What you are asked to do: Please give only the number of lines in the listing below that contain the word "Background".

Entries from a dataset:

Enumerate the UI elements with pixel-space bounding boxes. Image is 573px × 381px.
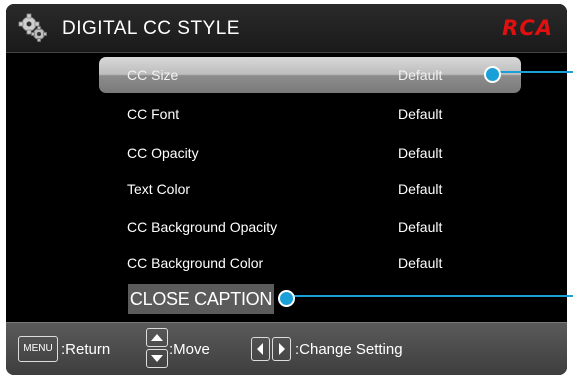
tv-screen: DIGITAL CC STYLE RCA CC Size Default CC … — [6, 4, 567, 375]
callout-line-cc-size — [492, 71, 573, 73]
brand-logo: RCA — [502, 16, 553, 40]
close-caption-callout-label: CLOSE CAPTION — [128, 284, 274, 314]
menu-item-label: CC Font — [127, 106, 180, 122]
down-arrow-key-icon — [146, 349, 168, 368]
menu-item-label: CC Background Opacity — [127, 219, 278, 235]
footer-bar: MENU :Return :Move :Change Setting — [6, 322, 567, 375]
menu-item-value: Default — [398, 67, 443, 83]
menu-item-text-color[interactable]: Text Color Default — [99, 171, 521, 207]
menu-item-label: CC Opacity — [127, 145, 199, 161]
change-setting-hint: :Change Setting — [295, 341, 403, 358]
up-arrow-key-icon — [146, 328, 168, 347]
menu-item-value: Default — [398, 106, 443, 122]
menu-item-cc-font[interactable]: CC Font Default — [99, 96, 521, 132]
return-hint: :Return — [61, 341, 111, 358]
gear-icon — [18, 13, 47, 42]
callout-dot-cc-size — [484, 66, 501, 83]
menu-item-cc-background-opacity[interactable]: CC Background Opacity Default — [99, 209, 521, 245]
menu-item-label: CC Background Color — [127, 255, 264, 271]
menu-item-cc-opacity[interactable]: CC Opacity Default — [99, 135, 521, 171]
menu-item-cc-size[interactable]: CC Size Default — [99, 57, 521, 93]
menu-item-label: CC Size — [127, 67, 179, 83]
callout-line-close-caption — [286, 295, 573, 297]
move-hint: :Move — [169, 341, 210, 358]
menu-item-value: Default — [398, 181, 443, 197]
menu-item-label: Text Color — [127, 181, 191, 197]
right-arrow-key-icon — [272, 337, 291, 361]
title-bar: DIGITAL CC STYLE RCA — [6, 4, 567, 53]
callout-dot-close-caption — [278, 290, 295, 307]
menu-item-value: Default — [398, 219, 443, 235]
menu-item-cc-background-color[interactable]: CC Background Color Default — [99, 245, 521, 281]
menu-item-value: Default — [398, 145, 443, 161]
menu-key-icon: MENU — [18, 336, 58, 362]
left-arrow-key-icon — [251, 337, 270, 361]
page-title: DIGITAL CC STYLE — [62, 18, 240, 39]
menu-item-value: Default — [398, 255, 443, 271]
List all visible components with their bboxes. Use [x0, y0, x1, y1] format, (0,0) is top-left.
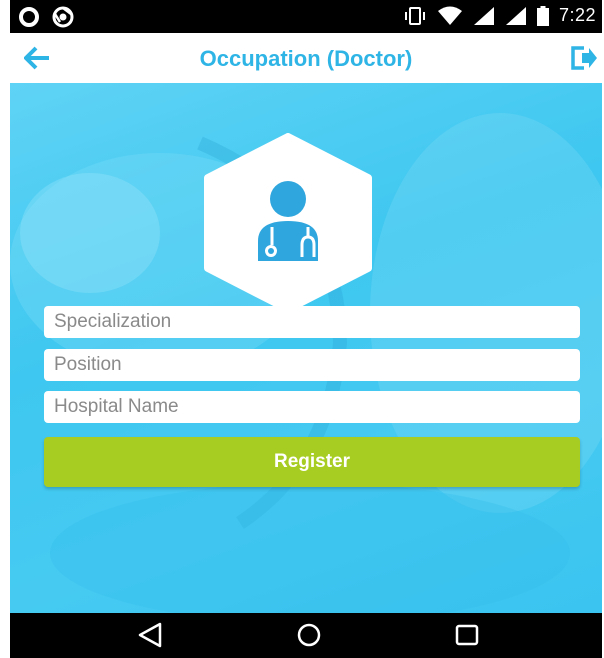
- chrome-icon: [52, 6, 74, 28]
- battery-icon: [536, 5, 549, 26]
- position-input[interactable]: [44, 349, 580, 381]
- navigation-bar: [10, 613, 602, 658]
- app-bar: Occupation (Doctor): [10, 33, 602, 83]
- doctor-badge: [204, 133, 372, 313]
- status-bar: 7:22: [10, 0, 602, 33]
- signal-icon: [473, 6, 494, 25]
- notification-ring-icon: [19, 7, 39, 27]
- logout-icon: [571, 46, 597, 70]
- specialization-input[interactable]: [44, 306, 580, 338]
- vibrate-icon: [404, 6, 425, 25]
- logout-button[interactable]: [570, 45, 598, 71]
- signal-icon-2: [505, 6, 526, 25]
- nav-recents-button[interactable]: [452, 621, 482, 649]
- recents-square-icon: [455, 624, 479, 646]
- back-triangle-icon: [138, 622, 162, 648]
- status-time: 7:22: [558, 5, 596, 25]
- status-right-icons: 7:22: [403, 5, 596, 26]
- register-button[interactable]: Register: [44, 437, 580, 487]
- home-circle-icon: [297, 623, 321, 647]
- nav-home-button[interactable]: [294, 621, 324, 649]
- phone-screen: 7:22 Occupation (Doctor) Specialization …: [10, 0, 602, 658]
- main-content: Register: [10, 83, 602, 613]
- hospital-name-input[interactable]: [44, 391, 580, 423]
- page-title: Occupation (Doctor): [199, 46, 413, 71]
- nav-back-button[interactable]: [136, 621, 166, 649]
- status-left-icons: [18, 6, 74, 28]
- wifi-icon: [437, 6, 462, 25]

Response to the task: 4